Recorded data
━━━━━━━━━━
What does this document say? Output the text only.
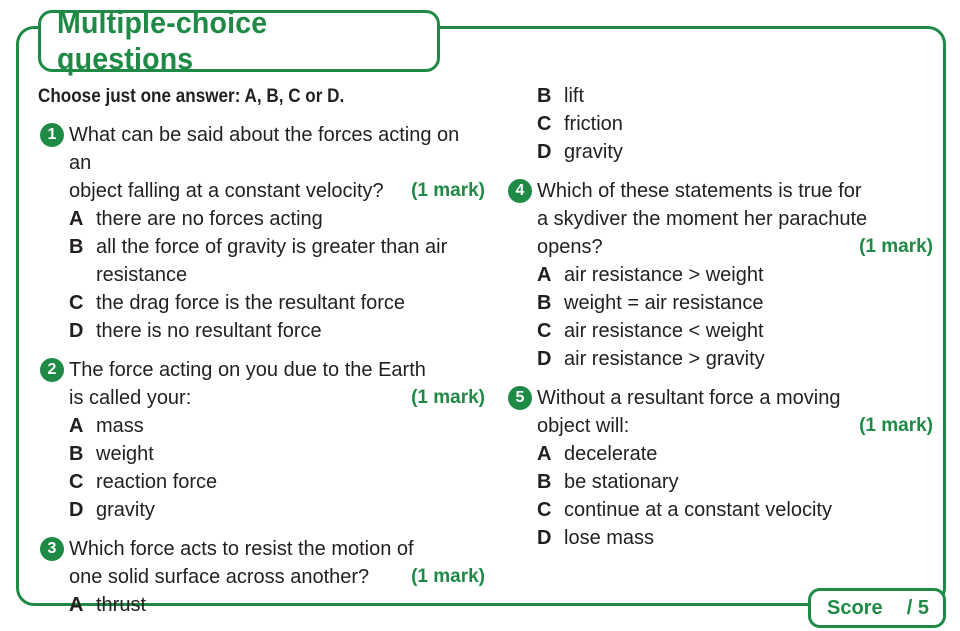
Multiple-choice questions
Choose just one answer: A, B, C or D.
1 What can be said about the forces acting on an
object falling at a constant velocity?	(1 mark)
A there are no forces acting
B all the force of gravity is greater than air
resistance
C the drag force is the resultant force
D there is no resultant force
2 The force acting on you due to the Earth
is called your:	(1 mark)
A mass
B weight
C reaction force
D gravity
3 Which force acts to resist the motion of
one solid surface across another?	(1 mark)
A thrust
B lift
C friction
D gravity
4 Which of these statements is true for
a skydiver the moment her parachute
opens?	(1 mark)
A air resistance > weight
B weight = air resistance
C air resistance < weight
D air resistance > gravity
5 Without a resultant force a moving
object will:	(1 mark)
A decelerate
B be stationary
C continue at a constant velocity
D lose mass
Score / 5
━━━━━━━━━━
— To be done —
Skip the pictures and print each record exactly as it stands.

— Response to the task —
What does this document say? Output the text only.
Multiple-choice questions
Choose just one answer: A, B, C or D.
1 What can be said about the forces acting on an
object falling at a constant velocity?	(1 mark)
A there are no forces acting
B all the force of gravity is greater than air
resistance
C the drag force is the resultant force
D there is no resultant force
2 The force acting on you due to the Earth
is called your:	(1 mark)
A mass
B weight
C reaction force
D gravity
3 Which force acts to resist the motion of
one solid surface across another?	(1 mark)
A thrust
B lift
C friction
D gravity
4 Which of these statements is true for
a skydiver the moment her parachute
opens?	(1 mark)
A air resistance > weight
B weight = air resistance
C air resistance < weight
D air resistance > gravity
5 Without a resultant force a moving
object will:	(1 mark)
A decelerate
B be stationary
C continue at a constant velocity
D lose mass
Score / 5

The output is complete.